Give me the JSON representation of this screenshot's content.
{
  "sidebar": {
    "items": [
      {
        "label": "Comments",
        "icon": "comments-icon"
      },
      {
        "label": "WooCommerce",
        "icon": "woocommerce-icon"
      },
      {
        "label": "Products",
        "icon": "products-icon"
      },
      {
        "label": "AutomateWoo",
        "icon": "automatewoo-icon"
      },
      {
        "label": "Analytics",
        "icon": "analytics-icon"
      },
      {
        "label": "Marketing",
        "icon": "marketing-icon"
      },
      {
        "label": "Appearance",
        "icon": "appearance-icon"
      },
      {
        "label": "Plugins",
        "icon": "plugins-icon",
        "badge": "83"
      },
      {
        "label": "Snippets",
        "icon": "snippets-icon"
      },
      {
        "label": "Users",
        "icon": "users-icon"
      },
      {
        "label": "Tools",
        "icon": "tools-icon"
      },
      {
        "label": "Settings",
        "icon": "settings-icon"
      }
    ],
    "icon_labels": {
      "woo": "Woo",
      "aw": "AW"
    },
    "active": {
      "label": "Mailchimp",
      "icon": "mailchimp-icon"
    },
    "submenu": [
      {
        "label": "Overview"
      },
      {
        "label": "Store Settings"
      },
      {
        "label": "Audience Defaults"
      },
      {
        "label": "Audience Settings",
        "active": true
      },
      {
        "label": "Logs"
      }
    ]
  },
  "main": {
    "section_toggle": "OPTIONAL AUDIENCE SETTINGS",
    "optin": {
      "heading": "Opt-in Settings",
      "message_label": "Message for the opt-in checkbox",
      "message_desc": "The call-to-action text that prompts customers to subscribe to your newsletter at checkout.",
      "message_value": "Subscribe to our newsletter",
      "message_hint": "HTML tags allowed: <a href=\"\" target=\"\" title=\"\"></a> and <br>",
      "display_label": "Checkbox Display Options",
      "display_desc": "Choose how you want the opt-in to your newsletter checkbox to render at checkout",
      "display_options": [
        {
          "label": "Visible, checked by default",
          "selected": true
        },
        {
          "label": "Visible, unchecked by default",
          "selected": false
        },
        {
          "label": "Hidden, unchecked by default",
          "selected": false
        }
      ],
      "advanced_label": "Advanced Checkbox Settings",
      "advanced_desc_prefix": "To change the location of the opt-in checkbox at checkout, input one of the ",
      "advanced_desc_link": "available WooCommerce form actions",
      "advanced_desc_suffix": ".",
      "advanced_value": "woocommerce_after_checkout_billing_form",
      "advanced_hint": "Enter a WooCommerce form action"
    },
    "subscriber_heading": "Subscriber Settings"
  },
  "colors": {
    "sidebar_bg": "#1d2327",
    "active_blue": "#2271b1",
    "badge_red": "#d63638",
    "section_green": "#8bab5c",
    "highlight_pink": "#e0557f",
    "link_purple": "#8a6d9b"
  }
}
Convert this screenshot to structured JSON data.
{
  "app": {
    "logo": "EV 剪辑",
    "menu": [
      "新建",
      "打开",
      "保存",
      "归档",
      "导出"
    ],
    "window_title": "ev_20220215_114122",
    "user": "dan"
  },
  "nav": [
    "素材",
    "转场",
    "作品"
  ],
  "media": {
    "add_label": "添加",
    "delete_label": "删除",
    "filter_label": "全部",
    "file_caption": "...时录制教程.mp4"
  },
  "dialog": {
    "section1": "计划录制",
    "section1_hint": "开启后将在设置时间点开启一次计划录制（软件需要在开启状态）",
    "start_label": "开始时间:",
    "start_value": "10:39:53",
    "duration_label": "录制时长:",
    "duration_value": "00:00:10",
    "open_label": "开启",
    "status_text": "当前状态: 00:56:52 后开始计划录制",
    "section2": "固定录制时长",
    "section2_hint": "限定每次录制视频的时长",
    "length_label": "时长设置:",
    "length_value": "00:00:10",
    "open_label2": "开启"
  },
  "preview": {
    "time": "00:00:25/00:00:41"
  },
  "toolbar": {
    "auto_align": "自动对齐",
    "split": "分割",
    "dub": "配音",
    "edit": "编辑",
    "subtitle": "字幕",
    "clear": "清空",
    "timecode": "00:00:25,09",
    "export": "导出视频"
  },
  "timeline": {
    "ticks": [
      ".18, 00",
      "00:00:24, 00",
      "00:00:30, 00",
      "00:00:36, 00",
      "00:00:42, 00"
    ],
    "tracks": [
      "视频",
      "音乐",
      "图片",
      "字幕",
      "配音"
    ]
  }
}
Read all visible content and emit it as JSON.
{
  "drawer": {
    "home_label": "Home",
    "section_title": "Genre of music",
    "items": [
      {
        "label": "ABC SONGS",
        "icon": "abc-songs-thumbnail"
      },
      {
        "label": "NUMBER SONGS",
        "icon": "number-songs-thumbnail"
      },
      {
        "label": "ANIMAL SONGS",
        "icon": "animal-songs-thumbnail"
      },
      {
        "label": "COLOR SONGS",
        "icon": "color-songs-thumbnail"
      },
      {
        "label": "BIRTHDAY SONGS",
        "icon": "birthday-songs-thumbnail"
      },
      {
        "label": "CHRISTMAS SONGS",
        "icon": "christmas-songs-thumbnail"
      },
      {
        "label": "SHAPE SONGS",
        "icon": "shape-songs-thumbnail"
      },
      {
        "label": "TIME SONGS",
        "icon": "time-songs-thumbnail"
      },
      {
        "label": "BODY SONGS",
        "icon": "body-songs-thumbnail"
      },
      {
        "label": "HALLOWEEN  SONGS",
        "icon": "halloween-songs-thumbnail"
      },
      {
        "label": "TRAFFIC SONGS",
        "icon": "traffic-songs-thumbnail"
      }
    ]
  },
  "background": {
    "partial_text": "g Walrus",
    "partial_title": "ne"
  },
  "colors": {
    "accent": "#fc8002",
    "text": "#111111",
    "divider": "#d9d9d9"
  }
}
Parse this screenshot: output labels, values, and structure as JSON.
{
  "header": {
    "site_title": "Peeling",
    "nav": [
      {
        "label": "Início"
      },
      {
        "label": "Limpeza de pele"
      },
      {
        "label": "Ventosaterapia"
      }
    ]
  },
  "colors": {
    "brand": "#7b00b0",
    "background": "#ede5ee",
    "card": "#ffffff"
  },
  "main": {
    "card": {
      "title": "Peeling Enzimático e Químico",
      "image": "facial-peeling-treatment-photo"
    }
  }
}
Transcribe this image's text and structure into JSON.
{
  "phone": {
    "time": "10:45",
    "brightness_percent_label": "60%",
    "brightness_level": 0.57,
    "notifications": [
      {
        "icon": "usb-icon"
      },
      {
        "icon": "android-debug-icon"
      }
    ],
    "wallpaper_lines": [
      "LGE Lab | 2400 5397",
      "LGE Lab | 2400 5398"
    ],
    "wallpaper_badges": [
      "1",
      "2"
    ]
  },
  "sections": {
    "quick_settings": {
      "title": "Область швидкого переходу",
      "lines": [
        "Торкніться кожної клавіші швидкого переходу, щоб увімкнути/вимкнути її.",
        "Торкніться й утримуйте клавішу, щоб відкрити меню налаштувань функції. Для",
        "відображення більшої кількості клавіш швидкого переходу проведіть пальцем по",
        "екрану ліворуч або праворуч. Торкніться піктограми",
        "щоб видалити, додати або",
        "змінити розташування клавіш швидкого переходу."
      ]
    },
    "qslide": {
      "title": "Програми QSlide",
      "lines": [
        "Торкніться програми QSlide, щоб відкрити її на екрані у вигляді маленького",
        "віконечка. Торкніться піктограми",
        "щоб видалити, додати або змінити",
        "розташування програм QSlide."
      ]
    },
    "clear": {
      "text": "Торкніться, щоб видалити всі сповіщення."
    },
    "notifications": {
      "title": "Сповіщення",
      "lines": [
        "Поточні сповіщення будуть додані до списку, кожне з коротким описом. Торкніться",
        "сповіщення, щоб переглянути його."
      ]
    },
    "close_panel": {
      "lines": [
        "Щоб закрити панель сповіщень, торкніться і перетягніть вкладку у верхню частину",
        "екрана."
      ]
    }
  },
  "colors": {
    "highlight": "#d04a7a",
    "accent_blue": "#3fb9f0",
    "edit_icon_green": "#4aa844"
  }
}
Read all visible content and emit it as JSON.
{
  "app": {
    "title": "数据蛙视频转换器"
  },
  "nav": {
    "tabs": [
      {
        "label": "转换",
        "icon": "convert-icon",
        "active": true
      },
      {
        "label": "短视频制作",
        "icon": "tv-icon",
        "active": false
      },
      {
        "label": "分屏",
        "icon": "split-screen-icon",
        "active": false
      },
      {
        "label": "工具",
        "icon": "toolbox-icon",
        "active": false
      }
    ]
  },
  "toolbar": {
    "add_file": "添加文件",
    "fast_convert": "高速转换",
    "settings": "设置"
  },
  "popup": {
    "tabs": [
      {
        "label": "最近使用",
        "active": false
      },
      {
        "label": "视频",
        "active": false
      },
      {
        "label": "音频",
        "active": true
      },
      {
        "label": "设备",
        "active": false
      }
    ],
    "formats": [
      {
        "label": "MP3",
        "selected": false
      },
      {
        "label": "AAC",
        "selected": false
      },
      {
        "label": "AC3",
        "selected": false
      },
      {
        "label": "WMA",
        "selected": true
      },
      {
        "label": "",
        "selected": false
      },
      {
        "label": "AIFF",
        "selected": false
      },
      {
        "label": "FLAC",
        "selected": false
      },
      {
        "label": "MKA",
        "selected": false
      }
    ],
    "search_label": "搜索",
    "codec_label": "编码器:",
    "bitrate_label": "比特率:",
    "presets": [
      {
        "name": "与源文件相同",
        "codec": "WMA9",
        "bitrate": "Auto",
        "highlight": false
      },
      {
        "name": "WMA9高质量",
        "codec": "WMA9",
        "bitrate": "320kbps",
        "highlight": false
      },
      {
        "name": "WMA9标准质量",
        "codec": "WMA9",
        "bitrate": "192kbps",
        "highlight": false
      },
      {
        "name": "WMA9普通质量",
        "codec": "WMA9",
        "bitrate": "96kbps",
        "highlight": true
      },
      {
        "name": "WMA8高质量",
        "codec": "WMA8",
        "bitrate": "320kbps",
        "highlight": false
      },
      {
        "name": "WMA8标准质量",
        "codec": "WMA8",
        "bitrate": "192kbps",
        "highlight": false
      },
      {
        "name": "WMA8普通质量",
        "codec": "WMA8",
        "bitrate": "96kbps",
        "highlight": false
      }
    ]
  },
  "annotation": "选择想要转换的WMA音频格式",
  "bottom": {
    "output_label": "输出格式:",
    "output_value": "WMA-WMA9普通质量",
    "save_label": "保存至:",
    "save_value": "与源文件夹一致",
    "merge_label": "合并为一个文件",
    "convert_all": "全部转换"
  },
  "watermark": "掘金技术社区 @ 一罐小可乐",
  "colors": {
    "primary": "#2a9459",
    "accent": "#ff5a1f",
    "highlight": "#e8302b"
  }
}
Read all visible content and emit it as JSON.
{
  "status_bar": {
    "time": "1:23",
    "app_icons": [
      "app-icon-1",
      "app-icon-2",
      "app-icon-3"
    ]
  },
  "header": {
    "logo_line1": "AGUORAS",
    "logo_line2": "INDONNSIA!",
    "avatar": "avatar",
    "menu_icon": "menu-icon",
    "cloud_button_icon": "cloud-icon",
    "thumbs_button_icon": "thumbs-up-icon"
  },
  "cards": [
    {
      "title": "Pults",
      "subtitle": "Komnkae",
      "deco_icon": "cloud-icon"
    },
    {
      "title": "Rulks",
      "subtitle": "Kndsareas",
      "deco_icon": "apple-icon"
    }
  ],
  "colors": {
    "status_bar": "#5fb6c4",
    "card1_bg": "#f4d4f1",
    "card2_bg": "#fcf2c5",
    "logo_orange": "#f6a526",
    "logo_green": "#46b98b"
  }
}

________

Problem details: Only lines with the string "screenshot" belong in your answer; copy each one.

Solution below:
Give me the JSON representation of this screenshot's content.
Convert this screenshot to structured JSON data.
Parse this screenshot: output labels, values, and structure as JSON.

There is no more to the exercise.